Search the material for the word "room" and report each line where it turns up.

[Start]

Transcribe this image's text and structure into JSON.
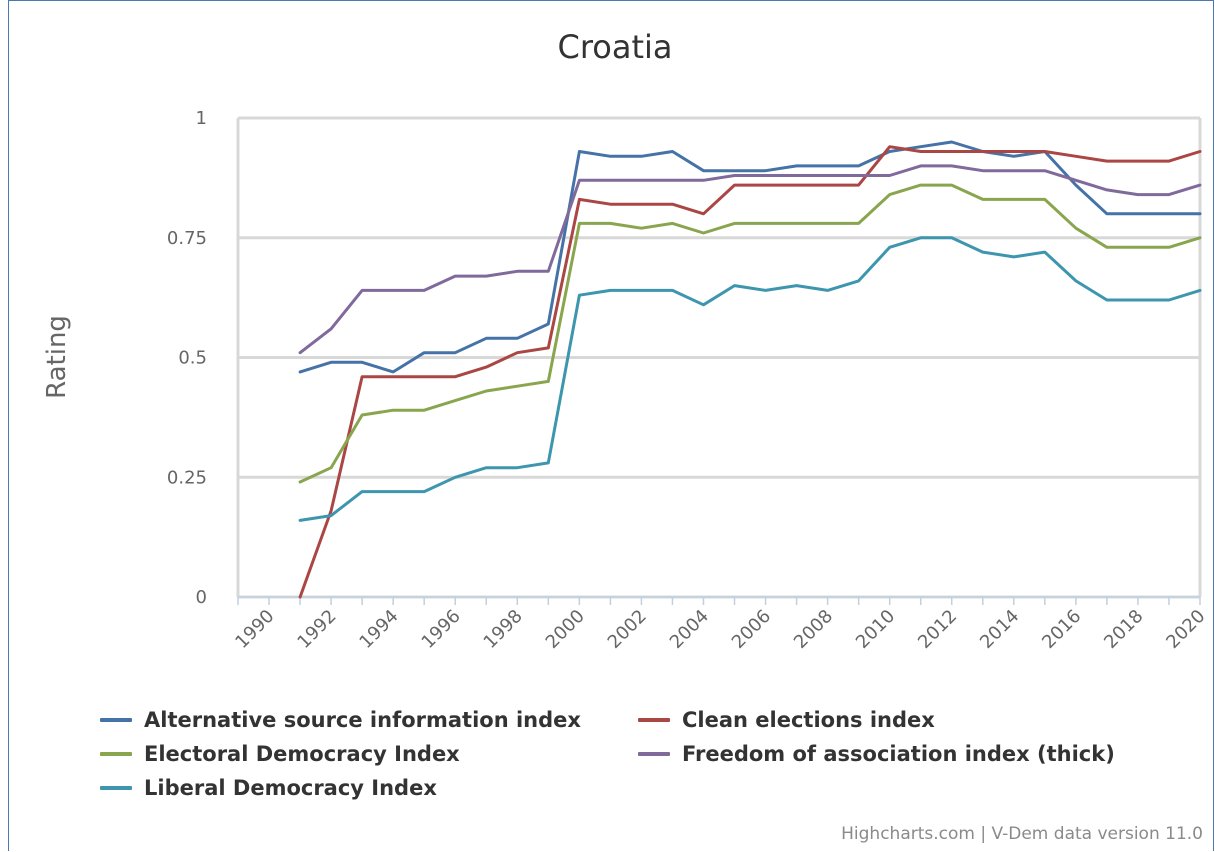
{
  "credits": "Highcharts.com | V-Dem data version 11.0",
  "chart_data": {
    "type": "line",
    "title": "Croatia",
    "ylabel": "Rating",
    "xlabel": "",
    "ylim": [
      0,
      1
    ],
    "xlim": [
      1989,
      2020
    ],
    "yticks": [
      {
        "value": 0,
        "label": "0"
      },
      {
        "value": 0.25,
        "label": "0.25"
      },
      {
        "value": 0.5,
        "label": "0.5"
      },
      {
        "value": 0.75,
        "label": "0.75"
      },
      {
        "value": 1,
        "label": "1"
      }
    ],
    "xticks": [
      "1990",
      "1992",
      "1994",
      "1996",
      "1998",
      "2000",
      "2002",
      "2004",
      "2006",
      "2008",
      "2010",
      "2012",
      "2014",
      "2016",
      "2018",
      "2020"
    ],
    "grid": true,
    "legend_position": "bottom",
    "x": [
      1991,
      1992,
      1993,
      1994,
      1995,
      1996,
      1997,
      1998,
      1999,
      2000,
      2001,
      2002,
      2003,
      2004,
      2005,
      2006,
      2007,
      2008,
      2009,
      2010,
      2011,
      2012,
      2013,
      2014,
      2015,
      2016,
      2017,
      2018,
      2019,
      2020
    ],
    "series": [
      {
        "name": "Alternative source information index",
        "color": "#4572a7",
        "values": [
          0.47,
          0.49,
          0.49,
          0.47,
          0.51,
          0.51,
          0.54,
          0.54,
          0.57,
          0.93,
          0.92,
          0.92,
          0.93,
          0.89,
          0.89,
          0.89,
          0.9,
          0.9,
          0.9,
          0.93,
          0.94,
          0.95,
          0.93,
          0.92,
          0.93,
          0.86,
          0.8,
          0.8,
          0.8,
          0.8
        ]
      },
      {
        "name": "Clean elections index",
        "color": "#aa4643",
        "values": [
          0.0,
          0.18,
          0.46,
          0.46,
          0.46,
          0.46,
          0.48,
          0.51,
          0.52,
          0.83,
          0.82,
          0.82,
          0.82,
          0.8,
          0.86,
          0.86,
          0.86,
          0.86,
          0.86,
          0.94,
          0.93,
          0.93,
          0.93,
          0.93,
          0.93,
          0.92,
          0.91,
          0.91,
          0.91,
          0.93
        ]
      },
      {
        "name": "Electoral Democracy Index",
        "color": "#89a54e",
        "values": [
          0.24,
          0.27,
          0.38,
          0.39,
          0.39,
          0.41,
          0.43,
          0.44,
          0.45,
          0.78,
          0.78,
          0.77,
          0.78,
          0.76,
          0.78,
          0.78,
          0.78,
          0.78,
          0.78,
          0.84,
          0.86,
          0.86,
          0.83,
          0.83,
          0.83,
          0.77,
          0.73,
          0.73,
          0.73,
          0.75
        ]
      },
      {
        "name": "Freedom of association index (thick)",
        "color": "#80699b",
        "values": [
          0.51,
          0.56,
          0.64,
          0.64,
          0.64,
          0.67,
          0.67,
          0.68,
          0.68,
          0.87,
          0.87,
          0.87,
          0.87,
          0.87,
          0.88,
          0.88,
          0.88,
          0.88,
          0.88,
          0.88,
          0.9,
          0.9,
          0.89,
          0.89,
          0.89,
          0.87,
          0.85,
          0.84,
          0.84,
          0.86
        ]
      },
      {
        "name": "Liberal Democracy Index",
        "color": "#3d96ae",
        "values": [
          0.16,
          0.17,
          0.22,
          0.22,
          0.22,
          0.25,
          0.27,
          0.27,
          0.28,
          0.63,
          0.64,
          0.64,
          0.64,
          0.61,
          0.65,
          0.64,
          0.65,
          0.64,
          0.66,
          0.73,
          0.75,
          0.75,
          0.72,
          0.71,
          0.72,
          0.66,
          0.62,
          0.62,
          0.62,
          0.64
        ]
      }
    ]
  }
}
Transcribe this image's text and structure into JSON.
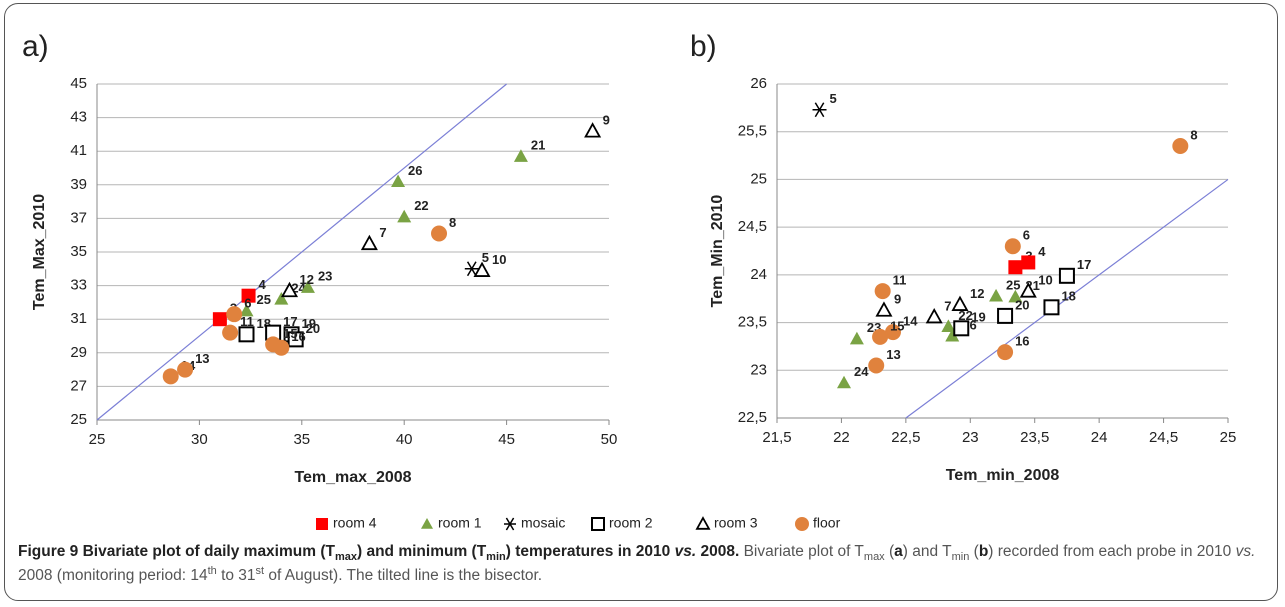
{
  "chart_data": [
    {
      "type": "scatter",
      "label": "a)",
      "x_label": "Tem_max_2008",
      "y_label": "Tem_Max_2010",
      "xlim": [
        25,
        50
      ],
      "xticks": [
        25,
        30,
        35,
        40,
        45,
        50
      ],
      "ylim": [
        25,
        45
      ],
      "yticks": [
        25,
        27,
        29,
        31,
        33,
        35,
        37,
        39,
        41,
        43,
        45
      ],
      "grid": true,
      "bisector": true,
      "series": [
        {
          "name": "room 4",
          "marker": "square",
          "color": "#ff0000",
          "x": [
            31.0,
            32.4
          ],
          "values": [
            31.0,
            32.4
          ],
          "point_labels": [
            "3",
            "4"
          ]
        },
        {
          "name": "room 1",
          "marker": "triangle",
          "color": "#7aa344",
          "x": [
            32.3,
            34.0,
            35.3,
            40.0,
            39.7,
            45.7
          ],
          "values": [
            31.5,
            32.2,
            32.9,
            37.1,
            39.2,
            40.7
          ],
          "point_labels": [
            "25",
            "24",
            "23",
            "22",
            "26",
            "21"
          ]
        },
        {
          "name": "mosaic",
          "marker": "star",
          "color": "#000000",
          "x": [
            43.3
          ],
          "values": [
            34.0
          ],
          "point_labels": [
            "5"
          ]
        },
        {
          "name": "room 2",
          "marker": "open-square",
          "color": "#000000",
          "x": [
            32.3,
            33.6,
            34.5,
            34.7
          ],
          "values": [
            30.1,
            30.2,
            30.1,
            29.8
          ],
          "point_labels": [
            "18",
            "17",
            "19",
            "20"
          ]
        },
        {
          "name": "room 3",
          "marker": "open-triangle",
          "color": "#000000",
          "x": [
            34.4,
            38.3,
            43.8,
            49.2
          ],
          "values": [
            32.7,
            35.5,
            33.9,
            42.2
          ],
          "point_labels": [
            "12",
            "7",
            "10",
            "9"
          ]
        },
        {
          "name": "floor",
          "marker": "circle",
          "color": "#e0823d",
          "x": [
            28.6,
            29.3,
            31.5,
            31.7,
            33.6,
            34.0,
            41.7
          ],
          "values": [
            27.6,
            28.0,
            30.2,
            31.3,
            29.5,
            29.3,
            36.1
          ],
          "point_labels": [
            "14",
            "13",
            "11",
            "6",
            "15",
            "16",
            "8"
          ]
        }
      ]
    },
    {
      "type": "scatter",
      "label": "b)",
      "x_label": "Tem_min_2008",
      "y_label": "Tem_Min_2010",
      "xlim": [
        21.5,
        25
      ],
      "xticks": [
        {
          "value": 21.5,
          "label": "21,5"
        },
        22,
        {
          "value": 22.5,
          "label": "22,5"
        },
        23,
        {
          "value": 23.5,
          "label": "23,5"
        },
        24,
        {
          "value": 24.5,
          "label": "24,5"
        },
        25
      ],
      "ylim": [
        22.5,
        26
      ],
      "yticks": [
        {
          "value": 22.5,
          "label": "22,5"
        },
        23,
        {
          "value": 23.5,
          "label": "23,5"
        },
        24,
        {
          "value": 24.5,
          "label": "24,5"
        },
        25,
        {
          "value": 25.5,
          "label": "25,5"
        },
        26
      ],
      "grid": true,
      "bisector": true,
      "series": [
        {
          "marker": "square",
          "color": "#ff0000",
          "x": [
            23.35,
            23.45
          ],
          "values": [
            24.08,
            24.13
          ],
          "point_labels": [
            "3",
            "4"
          ]
        },
        {
          "marker": "triangle",
          "color": "#7aa344",
          "x": [
            23.2,
            23.35,
            22.83,
            22.86,
            22.12,
            22.02
          ],
          "values": [
            23.78,
            23.77,
            23.46,
            23.36,
            23.33,
            22.87
          ],
          "point_labels": [
            "25",
            "21",
            "22",
            "26",
            "23",
            "24"
          ]
        },
        {
          "marker": "star",
          "color": "#000000",
          "x": [
            21.83
          ],
          "values": [
            25.73
          ],
          "point_labels": [
            "5"
          ]
        },
        {
          "marker": "open-square",
          "color": "#000000",
          "x": [
            23.75,
            23.63,
            23.27,
            22.93
          ],
          "values": [
            23.99,
            23.66,
            23.57,
            23.44
          ],
          "point_labels": [
            "17",
            "18",
            "20",
            "19"
          ]
        },
        {
          "marker": "open-triangle",
          "color": "#000000",
          "x": [
            23.45,
            22.92,
            22.72,
            22.33
          ],
          "values": [
            23.83,
            23.69,
            23.56,
            23.63
          ],
          "point_labels": [
            "10",
            "12",
            "7",
            "9"
          ]
        },
        {
          "marker": "circle",
          "color": "#e0823d",
          "x": [
            24.63,
            23.33,
            22.32,
            22.4,
            22.3,
            22.27,
            23.27
          ],
          "values": [
            25.35,
            24.3,
            23.83,
            23.4,
            23.35,
            23.05,
            23.19
          ],
          "point_labels": [
            "8",
            "6",
            "11",
            "14",
            "15",
            "13",
            "16"
          ]
        }
      ]
    }
  ],
  "caption": {
    "runs": [
      {
        "text": "Figure 9 Bivariate plot of daily maximum (T",
        "style": "b"
      },
      {
        "text": "max",
        "style": "b sub"
      },
      {
        "text": ") and minimum (T",
        "style": "b"
      },
      {
        "text": "min",
        "style": "b sub"
      },
      {
        "text": ") temperatures in 2010 ",
        "style": "b"
      },
      {
        "text": "vs.",
        "style": "b i"
      },
      {
        "text": " 2008.",
        "style": "b"
      },
      {
        "text": " Bivariate plot of T",
        "style": "n"
      },
      {
        "text": "max",
        "style": "sub"
      },
      {
        "text": " (",
        "style": "n"
      },
      {
        "text": "a",
        "style": "b"
      },
      {
        "text": ") and T",
        "style": "n"
      },
      {
        "text": "min",
        "style": "sub"
      },
      {
        "text": " (",
        "style": "n"
      },
      {
        "text": "b",
        "style": "b"
      },
      {
        "text": ") recorded from each probe in 2010 ",
        "style": "n"
      },
      {
        "text": "vs.",
        "style": "i"
      },
      {
        "text": " 2008 (monitoring period: 14",
        "style": "n"
      },
      {
        "text": "th",
        "style": "sup"
      },
      {
        "text": " to 31",
        "style": "n"
      },
      {
        "text": "st",
        "style": "sup"
      },
      {
        "text": " of August). The tilted line is the bisector.",
        "style": "n"
      }
    ]
  }
}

[End]

_Final answer_.
          "name": "room 4",
          "name": "room 1",
          "name": "room 2",
          "name": "room 3",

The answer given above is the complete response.